■ STATED TASK ■
Return each entry exactly, with none missing.

[Begin RECORD SET]

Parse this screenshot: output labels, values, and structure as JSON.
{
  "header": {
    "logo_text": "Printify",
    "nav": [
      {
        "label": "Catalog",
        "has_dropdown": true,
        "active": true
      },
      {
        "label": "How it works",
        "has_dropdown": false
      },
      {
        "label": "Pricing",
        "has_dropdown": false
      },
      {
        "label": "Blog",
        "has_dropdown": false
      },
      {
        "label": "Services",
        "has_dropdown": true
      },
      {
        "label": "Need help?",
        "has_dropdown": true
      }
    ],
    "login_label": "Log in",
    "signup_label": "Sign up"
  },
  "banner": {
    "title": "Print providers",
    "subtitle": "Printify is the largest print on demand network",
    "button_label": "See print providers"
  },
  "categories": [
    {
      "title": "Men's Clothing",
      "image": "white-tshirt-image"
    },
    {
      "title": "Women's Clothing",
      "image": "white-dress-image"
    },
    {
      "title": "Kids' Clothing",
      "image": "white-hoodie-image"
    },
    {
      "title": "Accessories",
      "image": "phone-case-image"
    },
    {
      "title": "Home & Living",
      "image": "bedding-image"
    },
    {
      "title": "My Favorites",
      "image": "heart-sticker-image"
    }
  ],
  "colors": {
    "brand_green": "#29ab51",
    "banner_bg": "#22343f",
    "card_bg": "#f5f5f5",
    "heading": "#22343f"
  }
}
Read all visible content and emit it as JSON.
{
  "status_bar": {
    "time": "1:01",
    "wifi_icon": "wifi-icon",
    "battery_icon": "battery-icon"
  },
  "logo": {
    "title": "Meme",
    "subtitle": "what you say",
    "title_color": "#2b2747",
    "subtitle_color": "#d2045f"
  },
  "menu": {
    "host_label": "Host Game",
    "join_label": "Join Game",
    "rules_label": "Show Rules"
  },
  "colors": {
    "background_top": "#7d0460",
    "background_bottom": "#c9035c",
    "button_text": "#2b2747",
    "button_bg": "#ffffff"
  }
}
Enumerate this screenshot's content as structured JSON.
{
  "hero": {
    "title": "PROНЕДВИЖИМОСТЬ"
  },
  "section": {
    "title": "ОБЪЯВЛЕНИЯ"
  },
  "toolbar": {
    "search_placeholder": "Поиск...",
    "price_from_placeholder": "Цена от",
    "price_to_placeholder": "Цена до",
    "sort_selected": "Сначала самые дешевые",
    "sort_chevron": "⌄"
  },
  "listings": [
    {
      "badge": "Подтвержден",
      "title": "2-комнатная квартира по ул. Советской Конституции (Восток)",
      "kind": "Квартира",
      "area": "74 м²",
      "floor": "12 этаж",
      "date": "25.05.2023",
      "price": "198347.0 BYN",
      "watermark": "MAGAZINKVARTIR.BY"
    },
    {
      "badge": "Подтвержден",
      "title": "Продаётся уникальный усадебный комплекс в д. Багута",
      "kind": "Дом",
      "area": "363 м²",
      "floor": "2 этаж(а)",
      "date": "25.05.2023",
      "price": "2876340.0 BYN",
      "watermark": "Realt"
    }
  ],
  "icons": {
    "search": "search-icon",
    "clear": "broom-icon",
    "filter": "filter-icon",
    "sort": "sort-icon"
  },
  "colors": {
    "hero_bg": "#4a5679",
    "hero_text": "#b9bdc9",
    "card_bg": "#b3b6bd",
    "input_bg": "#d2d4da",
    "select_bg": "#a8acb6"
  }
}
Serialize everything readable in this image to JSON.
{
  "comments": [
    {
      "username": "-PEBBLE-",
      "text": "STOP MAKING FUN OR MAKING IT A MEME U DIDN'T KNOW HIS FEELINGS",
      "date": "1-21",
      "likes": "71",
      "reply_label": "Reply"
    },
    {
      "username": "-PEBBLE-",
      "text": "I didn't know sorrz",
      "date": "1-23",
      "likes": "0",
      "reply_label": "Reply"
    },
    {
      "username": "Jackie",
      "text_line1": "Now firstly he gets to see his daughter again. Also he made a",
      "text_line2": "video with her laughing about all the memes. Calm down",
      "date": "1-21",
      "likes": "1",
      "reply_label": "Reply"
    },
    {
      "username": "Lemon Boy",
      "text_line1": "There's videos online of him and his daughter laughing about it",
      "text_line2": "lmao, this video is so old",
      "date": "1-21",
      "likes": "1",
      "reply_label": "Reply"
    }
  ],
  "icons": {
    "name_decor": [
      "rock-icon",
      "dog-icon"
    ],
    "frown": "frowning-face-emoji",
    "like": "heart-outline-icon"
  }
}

[End RECORD SET]

■ TASK OUTPUT ■
Parse this screenshot: output labels, values, and structure as JSON.
{
  "header": {
    "logo_text": "Printify",
    "nav": [
      {
        "label": "Catalog",
        "has_dropdown": true,
        "active": true
      },
      {
        "label": "How it works",
        "has_dropdown": false
      },
      {
        "label": "Pricing",
        "has_dropdown": false
      },
      {
        "label": "Blog",
        "has_dropdown": false
      },
      {
        "label": "Services",
        "has_dropdown": true
      },
      {
        "label": "Need help?",
        "has_dropdown": true
      }
    ],
    "login_label": "Log in",
    "signup_label": "Sign up"
  },
  "banner": {
    "title": "Print providers",
    "subtitle": "Printify is the largest print on demand network",
    "button_label": "See print providers"
  },
  "categories": [
    {
      "title": "Men's Clothing",
      "image": "white-tshirt-image"
    },
    {
      "title": "Women's Clothing",
      "image": "white-dress-image"
    },
    {
      "title": "Kids' Clothing",
      "image": "white-hoodie-image"
    },
    {
      "title": "Accessories",
      "image": "phone-case-image"
    },
    {
      "title": "Home & Living",
      "image": "bedding-image"
    },
    {
      "title": "My Favorites",
      "image": "heart-sticker-image"
    }
  ],
  "colors": {
    "brand_green": "#29ab51",
    "banner_bg": "#22343f",
    "card_bg": "#f5f5f5",
    "heading": "#22343f"
  }
}
Read all visible content and emit it as JSON.
{
  "status_bar": {
    "time": "1:01",
    "wifi_icon": "wifi-icon",
    "battery_icon": "battery-icon"
  },
  "logo": {
    "title": "Meme",
    "subtitle": "what you say",
    "title_color": "#2b2747",
    "subtitle_color": "#d2045f"
  },
  "menu": {
    "host_label": "Host Game",
    "join_label": "Join Game",
    "rules_label": "Show Rules"
  },
  "colors": {
    "background_top": "#7d0460",
    "background_bottom": "#c9035c",
    "button_text": "#2b2747",
    "button_bg": "#ffffff"
  }
}
Enumerate this screenshot's content as structured JSON.
{
  "hero": {
    "title": "PROНЕДВИЖИМОСТЬ"
  },
  "section": {
    "title": "ОБЪЯВЛЕНИЯ"
  },
  "toolbar": {
    "search_placeholder": "Поиск...",
    "price_from_placeholder": "Цена от",
    "price_to_placeholder": "Цена до",
    "sort_selected": "Сначала самые дешевые",
    "sort_chevron": "⌄"
  },
  "listings": [
    {
      "badge": "Подтвержден",
      "title": "2-комнатная квартира по ул. Советской Конституции (Восток)",
      "kind": "Квартира",
      "area": "74 м²",
      "floor": "12 этаж",
      "date": "25.05.2023",
      "price": "198347.0 BYN",
      "watermark": "MAGAZINKVARTIR.BY"
    },
    {
      "badge": "Подтвержден",
      "title": "Продаётся уникальный усадебный комплекс в д. Багута",
      "kind": "Дом",
      "area": "363 м²",
      "floor": "2 этаж(а)",
      "date": "25.05.2023",
      "price": "2876340.0 BYN",
      "watermark": "Realt"
    }
  ],
  "icons": {
    "search": "search-icon",
    "clear": "broom-icon",
    "filter": "filter-icon",
    "sort": "sort-icon"
  },
  "colors": {
    "hero_bg": "#4a5679",
    "hero_text": "#b9bdc9",
    "card_bg": "#b3b6bd",
    "input_bg": "#d2d4da",
    "select_bg": "#a8acb6"
  }
}
Serialize everything readable in this image to JSON.
{
  "comments": [
    {
      "username": "-PEBBLE-",
      "text": "STOP MAKING FUN OR MAKING IT A MEME U DIDN'T KNOW HIS FEELINGS",
      "date": "1-21",
      "likes": "71",
      "reply_label": "Reply"
    },
    {
      "username": "-PEBBLE-",
      "text": "I didn't know sorrz",
      "date": "1-23",
      "likes": "0",
      "reply_label": "Reply"
    },
    {
      "username": "Jackie",
      "text_line1": "Now firstly he gets to see his daughter again. Also he made a",
      "text_line2": "video with her laughing about all the memes. Calm down",
      "date": "1-21",
      "likes": "1",
      "reply_label": "Reply"
    },
    {
      "username": "Lemon Boy",
      "text_line1": "There's videos online of him and his daughter laughing about it",
      "text_line2": "lmao, this video is so old",
      "date": "1-21",
      "likes": "1",
      "reply_label": "Reply"
    }
  ],
  "icons": {
    "name_decor": [
      "rock-icon",
      "dog-icon"
    ],
    "frown": "frowning-face-emoji",
    "like": "heart-outline-icon"
  }
}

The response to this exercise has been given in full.